» **TASK OBJECTIVE**: Repeat every entry in the listing below, exactly.

Stored data:
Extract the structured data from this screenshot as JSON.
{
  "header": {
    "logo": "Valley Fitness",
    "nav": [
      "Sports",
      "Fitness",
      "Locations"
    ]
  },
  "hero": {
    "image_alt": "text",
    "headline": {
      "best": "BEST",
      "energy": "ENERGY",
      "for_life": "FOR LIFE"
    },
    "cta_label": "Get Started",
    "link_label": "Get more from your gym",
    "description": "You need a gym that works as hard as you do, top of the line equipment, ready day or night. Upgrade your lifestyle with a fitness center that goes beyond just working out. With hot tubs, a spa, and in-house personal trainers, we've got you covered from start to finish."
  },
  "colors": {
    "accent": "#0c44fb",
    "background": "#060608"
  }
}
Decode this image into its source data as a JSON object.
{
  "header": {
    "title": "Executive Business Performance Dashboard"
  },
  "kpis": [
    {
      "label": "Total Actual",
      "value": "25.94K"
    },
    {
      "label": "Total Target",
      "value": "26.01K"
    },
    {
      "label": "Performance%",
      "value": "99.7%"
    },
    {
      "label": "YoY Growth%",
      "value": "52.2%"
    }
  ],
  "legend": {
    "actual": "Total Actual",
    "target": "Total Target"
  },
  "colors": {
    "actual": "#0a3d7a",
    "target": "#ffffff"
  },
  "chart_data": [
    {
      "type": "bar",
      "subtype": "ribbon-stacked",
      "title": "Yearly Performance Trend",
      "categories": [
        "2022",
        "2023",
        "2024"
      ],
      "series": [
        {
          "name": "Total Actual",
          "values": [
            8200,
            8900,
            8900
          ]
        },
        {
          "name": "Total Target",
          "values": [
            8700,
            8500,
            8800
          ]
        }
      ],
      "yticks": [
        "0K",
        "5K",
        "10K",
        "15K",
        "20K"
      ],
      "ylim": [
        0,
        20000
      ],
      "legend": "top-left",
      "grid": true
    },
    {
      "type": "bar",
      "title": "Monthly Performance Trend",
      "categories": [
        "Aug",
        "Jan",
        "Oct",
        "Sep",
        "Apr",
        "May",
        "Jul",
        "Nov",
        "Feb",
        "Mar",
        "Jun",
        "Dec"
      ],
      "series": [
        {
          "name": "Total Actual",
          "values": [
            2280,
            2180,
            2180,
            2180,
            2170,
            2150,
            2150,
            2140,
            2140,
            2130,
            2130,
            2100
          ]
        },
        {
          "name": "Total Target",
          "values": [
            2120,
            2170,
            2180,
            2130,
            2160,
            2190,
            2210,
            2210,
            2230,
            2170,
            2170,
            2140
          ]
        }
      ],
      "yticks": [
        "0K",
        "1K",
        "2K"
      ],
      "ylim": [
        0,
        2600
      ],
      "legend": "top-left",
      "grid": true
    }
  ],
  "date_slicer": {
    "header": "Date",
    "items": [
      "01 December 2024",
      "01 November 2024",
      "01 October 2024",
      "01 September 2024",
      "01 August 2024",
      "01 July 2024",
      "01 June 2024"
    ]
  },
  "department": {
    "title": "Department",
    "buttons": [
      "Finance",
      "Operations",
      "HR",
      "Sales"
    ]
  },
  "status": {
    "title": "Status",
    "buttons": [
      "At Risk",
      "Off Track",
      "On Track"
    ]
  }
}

» **OUTPUT BELOW**:
Extract the structured data from this screenshot as JSON.
{
  "header": {
    "logo": "Valley Fitness",
    "nav": [
      "Sports",
      "Fitness",
      "Locations"
    ]
  },
  "hero": {
    "image_alt": "text",
    "headline": {
      "best": "BEST",
      "energy": "ENERGY",
      "for_life": "FOR LIFE"
    },
    "cta_label": "Get Started",
    "link_label": "Get more from your gym",
    "description": "You need a gym that works as hard as you do, top of the line equipment, ready day or night. Upgrade your lifestyle with a fitness center that goes beyond just working out. With hot tubs, a spa, and in-house personal trainers, we've got you covered from start to finish."
  },
  "colors": {
    "accent": "#0c44fb",
    "background": "#060608"
  }
}
Decode this image into its source data as a JSON object.
{
  "header": {
    "title": "Executive Business Performance Dashboard"
  },
  "kpis": [
    {
      "label": "Total Actual",
      "value": "25.94K"
    },
    {
      "label": "Total Target",
      "value": "26.01K"
    },
    {
      "label": "Performance%",
      "value": "99.7%"
    },
    {
      "label": "YoY Growth%",
      "value": "52.2%"
    }
  ],
  "legend": {
    "actual": "Total Actual",
    "target": "Total Target"
  },
  "colors": {
    "actual": "#0a3d7a",
    "target": "#ffffff"
  },
  "chart_data": [
    {
      "type": "bar",
      "subtype": "ribbon-stacked",
      "title": "Yearly Performance Trend",
      "categories": [
        "2022",
        "2023",
        "2024"
      ],
      "series": [
        {
          "name": "Total Actual",
          "values": [
            8200,
            8900,
            8900
          ]
        },
        {
          "name": "Total Target",
          "values": [
            8700,
            8500,
            8800
          ]
        }
      ],
      "yticks": [
        "0K",
        "5K",
        "10K",
        "15K",
        "20K"
      ],
      "ylim": [
        0,
        20000
      ],
      "legend": "top-left",
      "grid": true
    },
    {
      "type": "bar",
      "title": "Monthly Performance Trend",
      "categories": [
        "Aug",
        "Jan",
        "Oct",
        "Sep",
        "Apr",
        "May",
        "Jul",
        "Nov",
        "Feb",
        "Mar",
        "Jun",
        "Dec"
      ],
      "series": [
        {
          "name": "Total Actual",
          "values": [
            2280,
            2180,
            2180,
            2180,
            2170,
            2150,
            2150,
            2140,
            2140,
            2130,
            2130,
            2100
          ]
        },
        {
          "name": "Total Target",
          "values": [
            2120,
            2170,
            2180,
            2130,
            2160,
            2190,
            2210,
            2210,
            2230,
            2170,
            2170,
            2140
          ]
        }
      ],
      "yticks": [
        "0K",
        "1K",
        "2K"
      ],
      "ylim": [
        0,
        2600
      ],
      "legend": "top-left",
      "grid": true
    }
  ],
  "date_slicer": {
    "header": "Date",
    "items": [
      "01 December 2024",
      "01 November 2024",
      "01 October 2024",
      "01 September 2024",
      "01 August 2024",
      "01 July 2024",
      "01 June 2024"
    ]
  },
  "department": {
    "title": "Department",
    "buttons": [
      "Finance",
      "Operations",
      "HR",
      "Sales"
    ]
  },
  "status": {
    "title": "Status",
    "buttons": [
      "At Risk",
      "Off Track",
      "On Track"
    ]
  }
}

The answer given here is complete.